* CHALLENGE
Every record below is to be retyped exactly.

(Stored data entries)
+ + +

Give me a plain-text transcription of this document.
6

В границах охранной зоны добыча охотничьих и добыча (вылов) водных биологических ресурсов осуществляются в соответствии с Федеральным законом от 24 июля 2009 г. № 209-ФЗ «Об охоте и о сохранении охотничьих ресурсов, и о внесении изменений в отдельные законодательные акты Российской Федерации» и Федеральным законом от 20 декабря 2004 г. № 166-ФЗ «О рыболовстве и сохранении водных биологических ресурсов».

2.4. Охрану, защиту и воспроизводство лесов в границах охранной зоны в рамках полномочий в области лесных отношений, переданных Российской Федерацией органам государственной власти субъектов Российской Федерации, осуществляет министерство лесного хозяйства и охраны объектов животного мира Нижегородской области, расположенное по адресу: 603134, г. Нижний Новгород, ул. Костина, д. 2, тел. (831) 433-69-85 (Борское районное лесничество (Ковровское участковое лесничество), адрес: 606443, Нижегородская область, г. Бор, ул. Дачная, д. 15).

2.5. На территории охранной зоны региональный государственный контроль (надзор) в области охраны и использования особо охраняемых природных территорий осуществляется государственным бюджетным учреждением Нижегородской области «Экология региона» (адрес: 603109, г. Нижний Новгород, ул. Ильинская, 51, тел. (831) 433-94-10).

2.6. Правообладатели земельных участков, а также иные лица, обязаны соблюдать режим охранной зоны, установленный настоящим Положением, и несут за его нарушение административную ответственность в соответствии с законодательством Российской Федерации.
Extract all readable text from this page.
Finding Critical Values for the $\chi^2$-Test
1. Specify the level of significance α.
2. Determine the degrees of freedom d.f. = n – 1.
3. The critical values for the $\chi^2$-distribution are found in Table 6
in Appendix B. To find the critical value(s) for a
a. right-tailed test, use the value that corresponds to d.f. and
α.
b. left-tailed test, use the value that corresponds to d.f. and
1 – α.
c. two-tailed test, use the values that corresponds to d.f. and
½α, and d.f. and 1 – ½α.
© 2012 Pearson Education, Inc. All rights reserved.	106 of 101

+ + +

* ANSWER TO THIS PROBLEM
Give me a plain-text transcription of this document.
6

В границах охранной зоны добыча охотничьих и добыча (вылов) водных биологических ресурсов осуществляются в соответствии с Федеральным законом от 24 июля 2009 г. № 209-ФЗ «Об охоте и о сохранении охотничьих ресурсов, и о внесении изменений в отдельные законодательные акты Российской Федерации» и Федеральным законом от 20 декабря 2004 г. № 166-ФЗ «О рыболовстве и сохранении водных биологических ресурсов».

2.4. Охрану, защиту и воспроизводство лесов в границах охранной зоны в рамках полномочий в области лесных отношений, переданных Российской Федерацией органам государственной власти субъектов Российской Федерации, осуществляет министерство лесного хозяйства и охраны объектов животного мира Нижегородской области, расположенное по адресу: 603134, г. Нижний Новгород, ул. Костина, д. 2, тел. (831) 433-69-85 (Борское районное лесничество (Ковровское участковое лесничество), адрес: 606443, Нижегородская область, г. Бор, ул. Дачная, д. 15).

2.5. На территории охранной зоны региональный государственный контроль (надзор) в области охраны и использования особо охраняемых природных территорий осуществляется государственным бюджетным учреждением Нижегородской области «Экология региона» (адрес: 603109, г. Нижний Новгород, ул. Ильинская, 51, тел. (831) 433-94-10).

2.6. Правообладатели земельных участков, а также иные лица, обязаны соблюдать режим охранной зоны, установленный настоящим Положением, и несут за его нарушение административную ответственность в соответствии с законодательством Российской Федерации.
Extract all readable text from this page.
Finding Critical Values for the $\chi^2$-Test
1. Specify the level of significance α.
2. Determine the degrees of freedom d.f. = n – 1.
3. The critical values for the $\chi^2$-distribution are found in Table 6
in Appendix B. To find the critical value(s) for a
a. right-tailed test, use the value that corresponds to d.f. and
α.
b. left-tailed test, use the value that corresponds to d.f. and
1 – α.
c. two-tailed test, use the values that corresponds to d.f. and
½α, and d.f. and 1 – ½α.
© 2012 Pearson Education, Inc. All rights reserved.	106 of 101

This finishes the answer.